§ Your goal
Pictures aside, quote the whole listing exactly.

§ Material for the task

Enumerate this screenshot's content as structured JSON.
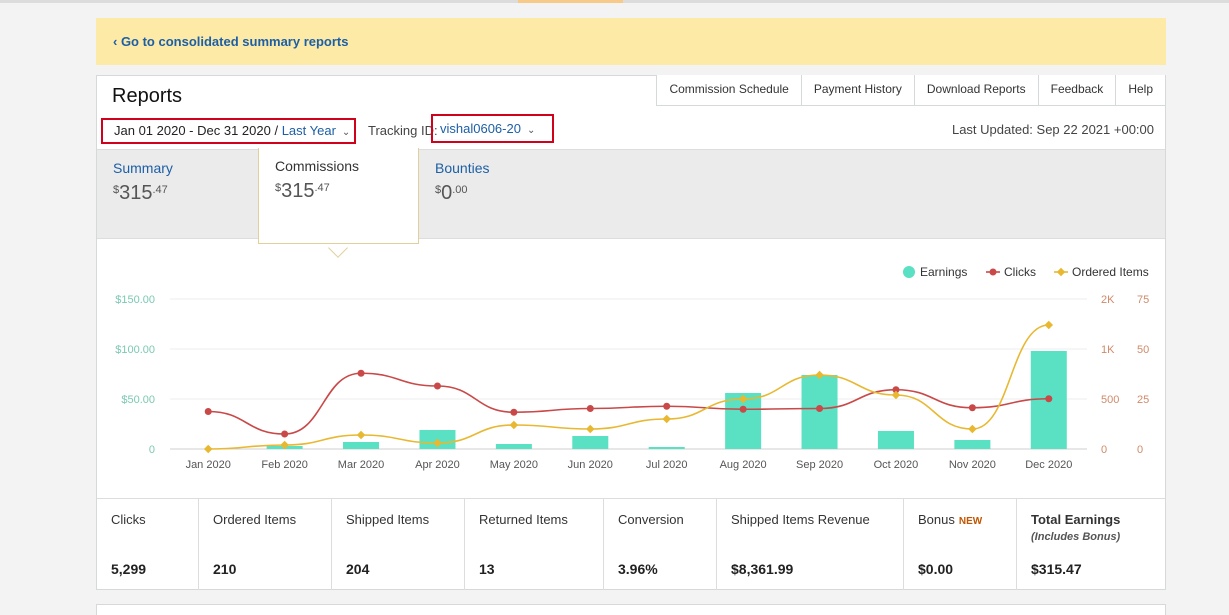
{
  "banner": {
    "link": "‹ Go to consolidated summary reports"
  },
  "reports": {
    "title": "Reports",
    "tabs": [
      "Commission Schedule",
      "Payment History",
      "Download Reports",
      "Feedback",
      "Help"
    ],
    "date_range": "Jan 01 2020 - Dec 31 2020 / ",
    "date_preset": "Last Year",
    "tracking_label": "Tracking ID:",
    "tracking_id": "vishal0606-20",
    "last_updated": "Last Updated: Sep 22 2021 +00:00"
  },
  "summary": [
    {
      "label": "Summary",
      "dollar": "$",
      "whole": "315",
      "cents": ".47"
    },
    {
      "label": "Commissions",
      "dollar": "$",
      "whole": "315",
      "cents": ".47"
    },
    {
      "label": "Bounties",
      "dollar": "$",
      "whole": "0",
      "cents": ".00"
    }
  ],
  "chart_data": {
    "type": "bar",
    "categories": [
      "Jan 2020",
      "Feb 2020",
      "Mar 2020",
      "Apr 2020",
      "May 2020",
      "Jun 2020",
      "Jul 2020",
      "Aug 2020",
      "Sep 2020",
      "Oct 2020",
      "Nov 2020",
      "Dec 2020"
    ],
    "series": [
      {
        "name": "Earnings",
        "type": "bar",
        "axis": "left",
        "color": "#5ae0c2",
        "values": [
          0,
          3,
          7,
          19,
          5,
          13,
          2,
          56,
          74,
          18,
          9,
          98
        ]
      },
      {
        "name": "Clicks",
        "type": "line",
        "axis": "right1",
        "color": "#c94848",
        "values": [
          500,
          200,
          1010,
          840,
          490,
          540,
          570,
          530,
          540,
          790,
          550,
          670
        ]
      },
      {
        "name": "Ordered Items",
        "type": "line",
        "axis": "right2",
        "color": "#e8b830",
        "values": [
          0,
          2,
          7,
          3,
          12,
          10,
          15,
          25,
          37,
          27,
          10,
          62
        ]
      }
    ],
    "axes": {
      "left": {
        "range": [
          0,
          150
        ],
        "ticks": [
          "0",
          "$50.00",
          "$100.00",
          "$150.00"
        ]
      },
      "right1": {
        "range": [
          0,
          2000
        ],
        "ticks": [
          "0",
          "500",
          "1K",
          "2K"
        ]
      },
      "right2": {
        "range": [
          0,
          75
        ],
        "ticks": [
          "0",
          "25",
          "50",
          "75"
        ]
      }
    },
    "legend": "top-right",
    "grid": true
  },
  "metrics": [
    {
      "label": "Clicks",
      "value": "5,299"
    },
    {
      "label": "Ordered Items",
      "value": "210"
    },
    {
      "label": "Shipped Items",
      "value": "204"
    },
    {
      "label": "Returned Items",
      "value": "13"
    },
    {
      "label": "Conversion",
      "value": "3.96%"
    },
    {
      "label": "Shipped Items Revenue",
      "value": "$8,361.99"
    },
    {
      "label": "Bonus",
      "badge": "NEW",
      "value": "$0.00"
    },
    {
      "label": "Total Earnings",
      "sub": "(Includes Bonus)",
      "value": "$315.47"
    }
  ]
}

§ Answer to the exercise
Enumerate this screenshot's content as structured JSON.
{
  "banner": {
    "link": "‹ Go to consolidated summary reports"
  },
  "reports": {
    "title": "Reports",
    "tabs": [
      "Commission Schedule",
      "Payment History",
      "Download Reports",
      "Feedback",
      "Help"
    ],
    "date_range": "Jan 01 2020 - Dec 31 2020 / ",
    "date_preset": "Last Year",
    "tracking_label": "Tracking ID:",
    "tracking_id": "vishal0606-20",
    "last_updated": "Last Updated: Sep 22 2021 +00:00"
  },
  "summary": [
    {
      "label": "Summary",
      "dollar": "$",
      "whole": "315",
      "cents": ".47"
    },
    {
      "label": "Commissions",
      "dollar": "$",
      "whole": "315",
      "cents": ".47"
    },
    {
      "label": "Bounties",
      "dollar": "$",
      "whole": "0",
      "cents": ".00"
    }
  ],
  "chart_data": {
    "type": "bar",
    "categories": [
      "Jan 2020",
      "Feb 2020",
      "Mar 2020",
      "Apr 2020",
      "May 2020",
      "Jun 2020",
      "Jul 2020",
      "Aug 2020",
      "Sep 2020",
      "Oct 2020",
      "Nov 2020",
      "Dec 2020"
    ],
    "series": [
      {
        "name": "Earnings",
        "type": "bar",
        "axis": "left",
        "color": "#5ae0c2",
        "values": [
          0,
          3,
          7,
          19,
          5,
          13,
          2,
          56,
          74,
          18,
          9,
          98
        ]
      },
      {
        "name": "Clicks",
        "type": "line",
        "axis": "right1",
        "color": "#c94848",
        "values": [
          500,
          200,
          1010,
          840,
          490,
          540,
          570,
          530,
          540,
          790,
          550,
          670
        ]
      },
      {
        "name": "Ordered Items",
        "type": "line",
        "axis": "right2",
        "color": "#e8b830",
        "values": [
          0,
          2,
          7,
          3,
          12,
          10,
          15,
          25,
          37,
          27,
          10,
          62
        ]
      }
    ],
    "axes": {
      "left": {
        "range": [
          0,
          150
        ],
        "ticks": [
          "0",
          "$50.00",
          "$100.00",
          "$150.00"
        ]
      },
      "right1": {
        "range": [
          0,
          2000
        ],
        "ticks": [
          "0",
          "500",
          "1K",
          "2K"
        ]
      },
      "right2": {
        "range": [
          0,
          75
        ],
        "ticks": [
          "0",
          "25",
          "50",
          "75"
        ]
      }
    },
    "legend": "top-right",
    "grid": true
  },
  "metrics": [
    {
      "label": "Clicks",
      "value": "5,299"
    },
    {
      "label": "Ordered Items",
      "value": "210"
    },
    {
      "label": "Shipped Items",
      "value": "204"
    },
    {
      "label": "Returned Items",
      "value": "13"
    },
    {
      "label": "Conversion",
      "value": "3.96%"
    },
    {
      "label": "Shipped Items Revenue",
      "value": "$8,361.99"
    },
    {
      "label": "Bonus",
      "badge": "NEW",
      "value": "$0.00"
    },
    {
      "label": "Total Earnings",
      "sub": "(Includes Bonus)",
      "value": "$315.47"
    }
  ]
}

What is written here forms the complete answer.